Extracts from a graphics dataset
=======
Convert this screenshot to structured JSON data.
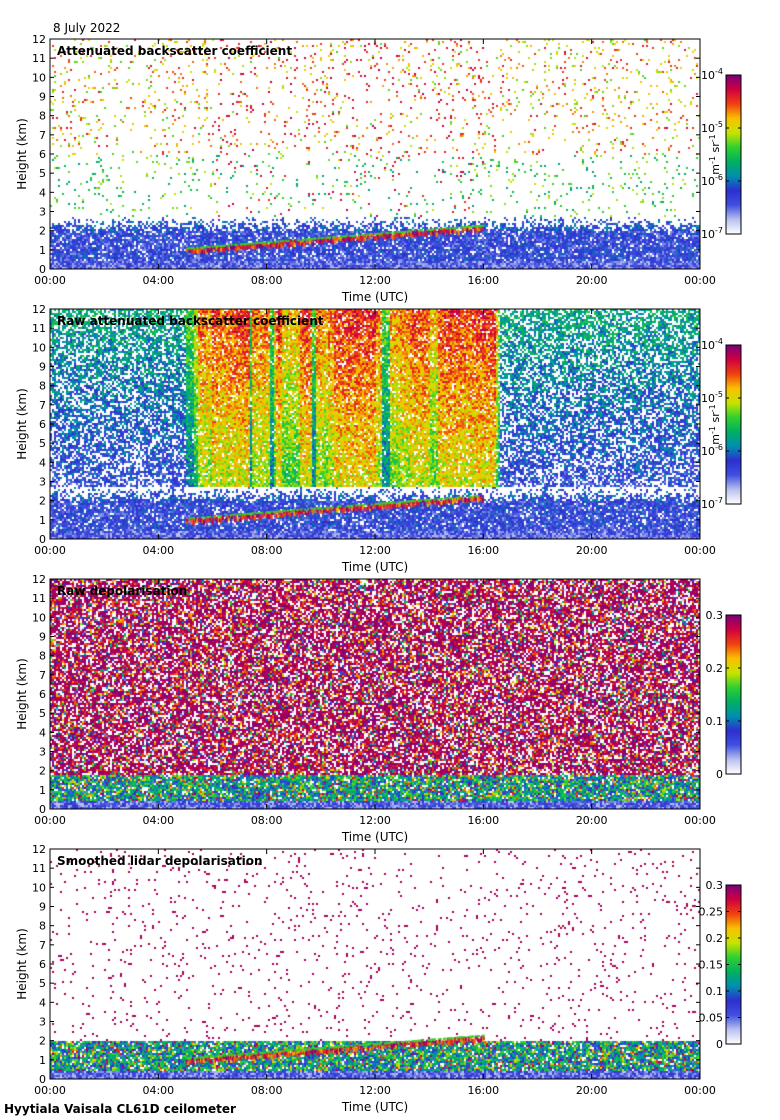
{
  "header": {
    "date": "8 July 2022",
    "footer": "Hyytiala Vaisala CL61D ceilometer"
  },
  "colors": {
    "scale_stops": [
      "#ffffff",
      "#b8c0f0",
      "#4050e0",
      "#2e2ecf",
      "#008fb0",
      "#00b060",
      "#30d030",
      "#c8e400",
      "#f8c000",
      "#f04010",
      "#d00040",
      "#7a007a"
    ]
  },
  "chart_data": [
    {
      "type": "heatmap",
      "title": "Attenuated backscatter coefficient",
      "xlabel": "Time (UTC)",
      "ylabel": "Height (km)",
      "xlim": [
        0,
        24
      ],
      "ylim": [
        0,
        12
      ],
      "x_ticks": [
        "00:00",
        "04:00",
        "08:00",
        "12:00",
        "16:00",
        "20:00",
        "00:00"
      ],
      "y_ticks": [
        "0",
        "1",
        "2",
        "3",
        "4",
        "5",
        "6",
        "7",
        "8",
        "9",
        "10",
        "11",
        "12"
      ],
      "colorbar": {
        "label_main": "m",
        "label_exp1": "-1",
        "label_mid": " sr",
        "label_exp2": "-1",
        "scale": "log",
        "ticks": [
          {
            "base": "10",
            "exp": "-4",
            "level": 1.0
          },
          {
            "base": "10",
            "exp": "-5",
            "level": 0.6667
          },
          {
            "base": "10",
            "exp": "-6",
            "level": 0.3333
          },
          {
            "base": "10",
            "exp": "-7",
            "level": 0.0
          }
        ]
      },
      "features": {
        "boundary_layer_top_km": 2.0,
        "cloud_layer": {
          "start_h": 5.0,
          "end_h": 16.0,
          "base_km_start": 0.8,
          "base_km_end": 2.0
        },
        "upper_noise_density": 0.25,
        "vertical_streaks": false
      }
    },
    {
      "type": "heatmap",
      "title": "Raw attenuated backscatter coefficient",
      "xlabel": "Time (UTC)",
      "ylabel": "Height (km)",
      "xlim": [
        0,
        24
      ],
      "ylim": [
        0,
        12
      ],
      "x_ticks": [
        "00:00",
        "04:00",
        "08:00",
        "12:00",
        "16:00",
        "20:00",
        "00:00"
      ],
      "y_ticks": [
        "0",
        "1",
        "2",
        "3",
        "4",
        "5",
        "6",
        "7",
        "8",
        "9",
        "10",
        "11",
        "12"
      ],
      "colorbar": {
        "label_main": "m",
        "label_exp1": "-1",
        "label_mid": " sr",
        "label_exp2": "-1",
        "scale": "log",
        "ticks": [
          {
            "base": "10",
            "exp": "-4",
            "level": 1.0
          },
          {
            "base": "10",
            "exp": "-5",
            "level": 0.6667
          },
          {
            "base": "10",
            "exp": "-6",
            "level": 0.3333
          },
          {
            "base": "10",
            "exp": "-7",
            "level": 0.0
          }
        ]
      },
      "features": {
        "boundary_layer_top_km": 2.0,
        "cloud_layer": {
          "start_h": 5.0,
          "end_h": 16.0,
          "base_km_start": 0.8,
          "base_km_end": 2.0
        },
        "upper_noise_density": 1.0,
        "vertical_streaks": true
      }
    },
    {
      "type": "heatmap",
      "title": "Raw depolarisation",
      "xlabel": "Time (UTC)",
      "ylabel": "Height (km)",
      "xlim": [
        0,
        24
      ],
      "ylim": [
        0,
        12
      ],
      "x_ticks": [
        "00:00",
        "04:00",
        "08:00",
        "12:00",
        "16:00",
        "20:00",
        "00:00"
      ],
      "y_ticks": [
        "0",
        "1",
        "2",
        "3",
        "4",
        "5",
        "6",
        "7",
        "8",
        "9",
        "10",
        "11",
        "12"
      ],
      "colorbar": {
        "label_main": "",
        "label_exp1": "",
        "label_mid": "",
        "label_exp2": "",
        "scale": "linear",
        "ticks": [
          {
            "base": "0.3",
            "exp": "",
            "level": 1.0
          },
          {
            "base": "0.2",
            "exp": "",
            "level": 0.6667
          },
          {
            "base": "0.1",
            "exp": "",
            "level": 0.3333
          },
          {
            "base": "0",
            "exp": "",
            "level": 0.0
          }
        ]
      },
      "features": {
        "boundary_layer_top_km": 1.8,
        "cloud_layer": null,
        "upper_noise_density": 1.0,
        "vertical_streaks": false
      }
    },
    {
      "type": "heatmap",
      "title": "Smoothed lidar depolarisation",
      "xlabel": "Time (UTC)",
      "ylabel": "Height (km)",
      "xlim": [
        0,
        24
      ],
      "ylim": [
        0,
        12
      ],
      "x_ticks": [
        "00:00",
        "04:00",
        "08:00",
        "12:00",
        "16:00",
        "20:00",
        "00:00"
      ],
      "y_ticks": [
        "0",
        "1",
        "2",
        "3",
        "4",
        "5",
        "6",
        "7",
        "8",
        "9",
        "10",
        "11",
        "12"
      ],
      "colorbar": {
        "label_main": "",
        "label_exp1": "",
        "label_mid": "",
        "label_exp2": "",
        "scale": "linear",
        "ticks": [
          {
            "base": "0.3",
            "exp": "",
            "level": 1.0
          },
          {
            "base": "0.25",
            "exp": "",
            "level": 0.8333
          },
          {
            "base": "0.2",
            "exp": "",
            "level": 0.6667
          },
          {
            "base": "0.15",
            "exp": "",
            "level": 0.5
          },
          {
            "base": "0.1",
            "exp": "",
            "level": 0.3333
          },
          {
            "base": "0.05",
            "exp": "",
            "level": 0.1667
          },
          {
            "base": "0",
            "exp": "",
            "level": 0.0
          }
        ]
      },
      "features": {
        "boundary_layer_top_km": 2.0,
        "cloud_layer": {
          "start_h": 5.0,
          "end_h": 16.0,
          "base_km_start": 0.8,
          "base_km_end": 2.0
        },
        "upper_noise_density": 0.12,
        "vertical_streaks": false
      }
    }
  ]
}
=======
Return the listing above in full and without alteration, excluding its pictures.

Convert this screenshot to structured JSON data.
{
  "header": {
    "date": "8 July 2022",
    "footer": "Hyytiala Vaisala CL61D ceilometer"
  },
  "colors": {
    "scale_stops": [
      "#ffffff",
      "#b8c0f0",
      "#4050e0",
      "#2e2ecf",
      "#008fb0",
      "#00b060",
      "#30d030",
      "#c8e400",
      "#f8c000",
      "#f04010",
      "#d00040",
      "#7a007a"
    ]
  },
  "chart_data": [
    {
      "type": "heatmap",
      "title": "Attenuated backscatter coefficient",
      "xlabel": "Time (UTC)",
      "ylabel": "Height (km)",
      "xlim": [
        0,
        24
      ],
      "ylim": [
        0,
        12
      ],
      "x_ticks": [
        "00:00",
        "04:00",
        "08:00",
        "12:00",
        "16:00",
        "20:00",
        "00:00"
      ],
      "y_ticks": [
        "0",
        "1",
        "2",
        "3",
        "4",
        "5",
        "6",
        "7",
        "8",
        "9",
        "10",
        "11",
        "12"
      ],
      "colorbar": {
        "label_main": "m",
        "label_exp1": "-1",
        "label_mid": " sr",
        "label_exp2": "-1",
        "scale": "log",
        "ticks": [
          {
            "base": "10",
            "exp": "-4",
            "level": 1.0
          },
          {
            "base": "10",
            "exp": "-5",
            "level": 0.6667
          },
          {
            "base": "10",
            "exp": "-6",
            "level": 0.3333
          },
          {
            "base": "10",
            "exp": "-7",
            "level": 0.0
          }
        ]
      },
      "features": {
        "boundary_layer_top_km": 2.0,
        "cloud_layer": {
          "start_h": 5.0,
          "end_h": 16.0,
          "base_km_start": 0.8,
          "base_km_end": 2.0
        },
        "upper_noise_density": 0.25,
        "vertical_streaks": false
      }
    },
    {
      "type": "heatmap",
      "title": "Raw attenuated backscatter coefficient",
      "xlabel": "Time (UTC)",
      "ylabel": "Height (km)",
      "xlim": [
        0,
        24
      ],
      "ylim": [
        0,
        12
      ],
      "x_ticks": [
        "00:00",
        "04:00",
        "08:00",
        "12:00",
        "16:00",
        "20:00",
        "00:00"
      ],
      "y_ticks": [
        "0",
        "1",
        "2",
        "3",
        "4",
        "5",
        "6",
        "7",
        "8",
        "9",
        "10",
        "11",
        "12"
      ],
      "colorbar": {
        "label_main": "m",
        "label_exp1": "-1",
        "label_mid": " sr",
        "label_exp2": "-1",
        "scale": "log",
        "ticks": [
          {
            "base": "10",
            "exp": "-4",
            "level": 1.0
          },
          {
            "base": "10",
            "exp": "-5",
            "level": 0.6667
          },
          {
            "base": "10",
            "exp": "-6",
            "level": 0.3333
          },
          {
            "base": "10",
            "exp": "-7",
            "level": 0.0
          }
        ]
      },
      "features": {
        "boundary_layer_top_km": 2.0,
        "cloud_layer": {
          "start_h": 5.0,
          "end_h": 16.0,
          "base_km_start": 0.8,
          "base_km_end": 2.0
        },
        "upper_noise_density": 1.0,
        "vertical_streaks": true
      }
    },
    {
      "type": "heatmap",
      "title": "Raw depolarisation",
      "xlabel": "Time (UTC)",
      "ylabel": "Height (km)",
      "xlim": [
        0,
        24
      ],
      "ylim": [
        0,
        12
      ],
      "x_ticks": [
        "00:00",
        "04:00",
        "08:00",
        "12:00",
        "16:00",
        "20:00",
        "00:00"
      ],
      "y_ticks": [
        "0",
        "1",
        "2",
        "3",
        "4",
        "5",
        "6",
        "7",
        "8",
        "9",
        "10",
        "11",
        "12"
      ],
      "colorbar": {
        "label_main": "",
        "label_exp1": "",
        "label_mid": "",
        "label_exp2": "",
        "scale": "linear",
        "ticks": [
          {
            "base": "0.3",
            "exp": "",
            "level": 1.0
          },
          {
            "base": "0.2",
            "exp": "",
            "level": 0.6667
          },
          {
            "base": "0.1",
            "exp": "",
            "level": 0.3333
          },
          {
            "base": "0",
            "exp": "",
            "level": 0.0
          }
        ]
      },
      "features": {
        "boundary_layer_top_km": 1.8,
        "cloud_layer": null,
        "upper_noise_density": 1.0,
        "vertical_streaks": false
      }
    },
    {
      "type": "heatmap",
      "title": "Smoothed lidar depolarisation",
      "xlabel": "Time (UTC)",
      "ylabel": "Height (km)",
      "xlim": [
        0,
        24
      ],
      "ylim": [
        0,
        12
      ],
      "x_ticks": [
        "00:00",
        "04:00",
        "08:00",
        "12:00",
        "16:00",
        "20:00",
        "00:00"
      ],
      "y_ticks": [
        "0",
        "1",
        "2",
        "3",
        "4",
        "5",
        "6",
        "7",
        "8",
        "9",
        "10",
        "11",
        "12"
      ],
      "colorbar": {
        "label_main": "",
        "label_exp1": "",
        "label_mid": "",
        "label_exp2": "",
        "scale": "linear",
        "ticks": [
          {
            "base": "0.3",
            "exp": "",
            "level": 1.0
          },
          {
            "base": "0.25",
            "exp": "",
            "level": 0.8333
          },
          {
            "base": "0.2",
            "exp": "",
            "level": 0.6667
          },
          {
            "base": "0.15",
            "exp": "",
            "level": 0.5
          },
          {
            "base": "0.1",
            "exp": "",
            "level": 0.3333
          },
          {
            "base": "0.05",
            "exp": "",
            "level": 0.1667
          },
          {
            "base": "0",
            "exp": "",
            "level": 0.0
          }
        ]
      },
      "features": {
        "boundary_layer_top_km": 2.0,
        "cloud_layer": {
          "start_h": 5.0,
          "end_h": 16.0,
          "base_km_start": 0.8,
          "base_km_end": 2.0
        },
        "upper_noise_density": 0.12,
        "vertical_streaks": false
      }
    }
  ]
}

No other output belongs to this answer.